STATED TASK:
Please extract the lines of the records below word for word, starting at the line that contains "x-axis-tick-label: 2017 bbox=[232, 531, 263, 546]" and ending at the line that contains "x-axis-tick-label: 2018 bbox=[370, 531, 401, 546]", with both of those lines included.

begin DATA SECTION

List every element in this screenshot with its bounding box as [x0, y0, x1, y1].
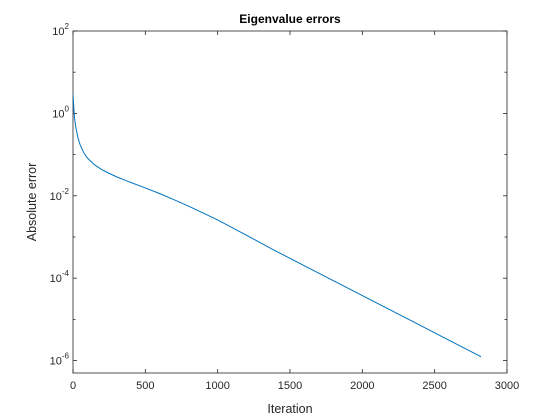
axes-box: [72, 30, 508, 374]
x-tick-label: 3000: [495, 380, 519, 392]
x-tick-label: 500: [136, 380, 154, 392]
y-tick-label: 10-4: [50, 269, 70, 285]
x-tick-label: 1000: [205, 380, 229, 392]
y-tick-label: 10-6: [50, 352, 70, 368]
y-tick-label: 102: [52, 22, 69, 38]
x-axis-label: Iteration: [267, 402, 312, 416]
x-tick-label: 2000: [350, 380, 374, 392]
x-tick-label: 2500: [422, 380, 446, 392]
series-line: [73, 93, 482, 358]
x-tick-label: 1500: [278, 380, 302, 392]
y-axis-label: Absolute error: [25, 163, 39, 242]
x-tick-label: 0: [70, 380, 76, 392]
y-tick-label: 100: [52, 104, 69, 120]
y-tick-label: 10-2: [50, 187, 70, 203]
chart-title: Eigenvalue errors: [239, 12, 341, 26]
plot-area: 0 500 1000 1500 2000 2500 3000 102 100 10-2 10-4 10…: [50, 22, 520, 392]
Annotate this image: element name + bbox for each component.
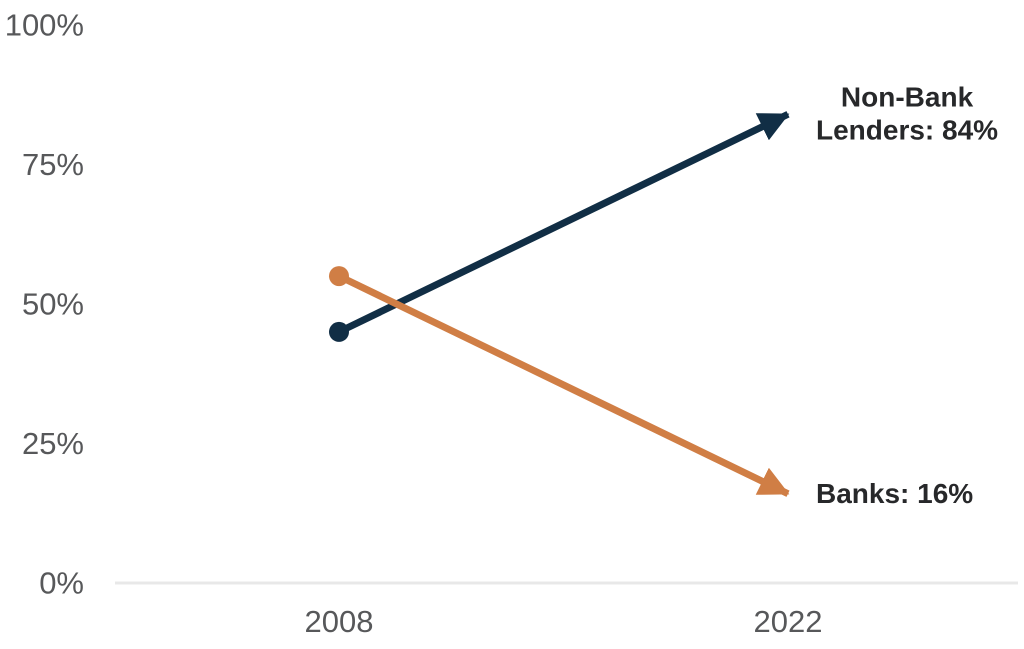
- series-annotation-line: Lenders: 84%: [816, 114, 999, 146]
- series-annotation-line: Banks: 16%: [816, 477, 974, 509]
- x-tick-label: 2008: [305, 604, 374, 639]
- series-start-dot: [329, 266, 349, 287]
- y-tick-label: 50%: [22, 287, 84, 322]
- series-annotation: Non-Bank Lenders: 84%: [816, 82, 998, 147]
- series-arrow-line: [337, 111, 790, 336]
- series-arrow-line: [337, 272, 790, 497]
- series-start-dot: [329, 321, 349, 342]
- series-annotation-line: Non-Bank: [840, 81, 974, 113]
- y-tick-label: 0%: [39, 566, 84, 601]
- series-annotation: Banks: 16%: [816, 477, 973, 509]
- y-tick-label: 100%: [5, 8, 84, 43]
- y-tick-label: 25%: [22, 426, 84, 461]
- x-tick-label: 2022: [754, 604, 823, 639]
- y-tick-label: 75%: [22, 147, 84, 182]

end DATA SECTION
begin DATA SECTION

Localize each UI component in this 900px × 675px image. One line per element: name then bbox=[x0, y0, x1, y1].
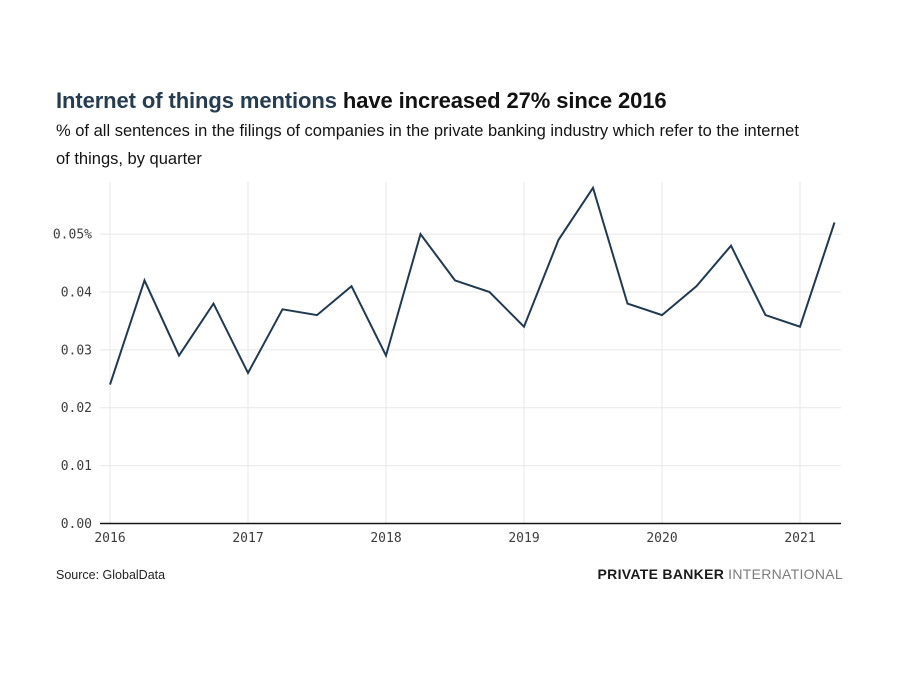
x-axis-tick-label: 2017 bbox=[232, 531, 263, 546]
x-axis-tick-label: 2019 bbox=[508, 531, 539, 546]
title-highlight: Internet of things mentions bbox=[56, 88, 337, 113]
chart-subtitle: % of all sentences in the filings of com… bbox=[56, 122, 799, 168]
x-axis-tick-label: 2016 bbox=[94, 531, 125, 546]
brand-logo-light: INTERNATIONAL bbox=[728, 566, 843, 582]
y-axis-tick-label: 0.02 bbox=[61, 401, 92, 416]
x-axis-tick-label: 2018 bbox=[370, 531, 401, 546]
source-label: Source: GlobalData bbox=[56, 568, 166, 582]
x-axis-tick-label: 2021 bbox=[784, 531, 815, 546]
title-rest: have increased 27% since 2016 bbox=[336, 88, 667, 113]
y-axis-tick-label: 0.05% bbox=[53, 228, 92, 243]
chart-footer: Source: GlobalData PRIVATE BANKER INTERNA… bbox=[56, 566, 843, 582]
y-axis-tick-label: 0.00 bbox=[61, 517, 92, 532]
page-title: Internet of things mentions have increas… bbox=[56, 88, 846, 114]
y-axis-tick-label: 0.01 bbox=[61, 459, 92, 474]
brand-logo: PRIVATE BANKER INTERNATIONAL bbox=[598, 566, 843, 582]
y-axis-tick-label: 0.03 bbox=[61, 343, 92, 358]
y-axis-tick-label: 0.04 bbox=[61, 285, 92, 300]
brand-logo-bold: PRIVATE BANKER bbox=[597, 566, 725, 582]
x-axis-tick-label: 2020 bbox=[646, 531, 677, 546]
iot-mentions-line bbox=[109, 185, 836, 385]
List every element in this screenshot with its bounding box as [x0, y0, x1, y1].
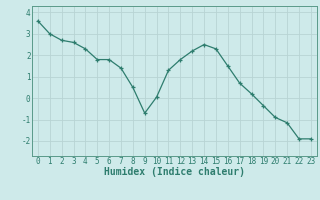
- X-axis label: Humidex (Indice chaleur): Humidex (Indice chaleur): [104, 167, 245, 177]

end DATA SECTION

RESULT FOR THIS EXERCISE:
x-axis-tick-label: 2017 bbox=[232, 531, 263, 546]
x-axis-tick-label: 2019 bbox=[508, 531, 539, 546]
title-highlight: Internet of things mentions bbox=[56, 88, 337, 113]
chart-subtitle: % of all sentences in the filings of com… bbox=[56, 122, 799, 168]
x-axis-tick-label: 2016 bbox=[94, 531, 125, 546]
brand-logo-light: INTERNATIONAL bbox=[728, 566, 843, 582]
y-axis-tick-label: 0.02 bbox=[61, 401, 92, 416]
x-axis-tick-label: 2018 bbox=[370, 531, 401, 546]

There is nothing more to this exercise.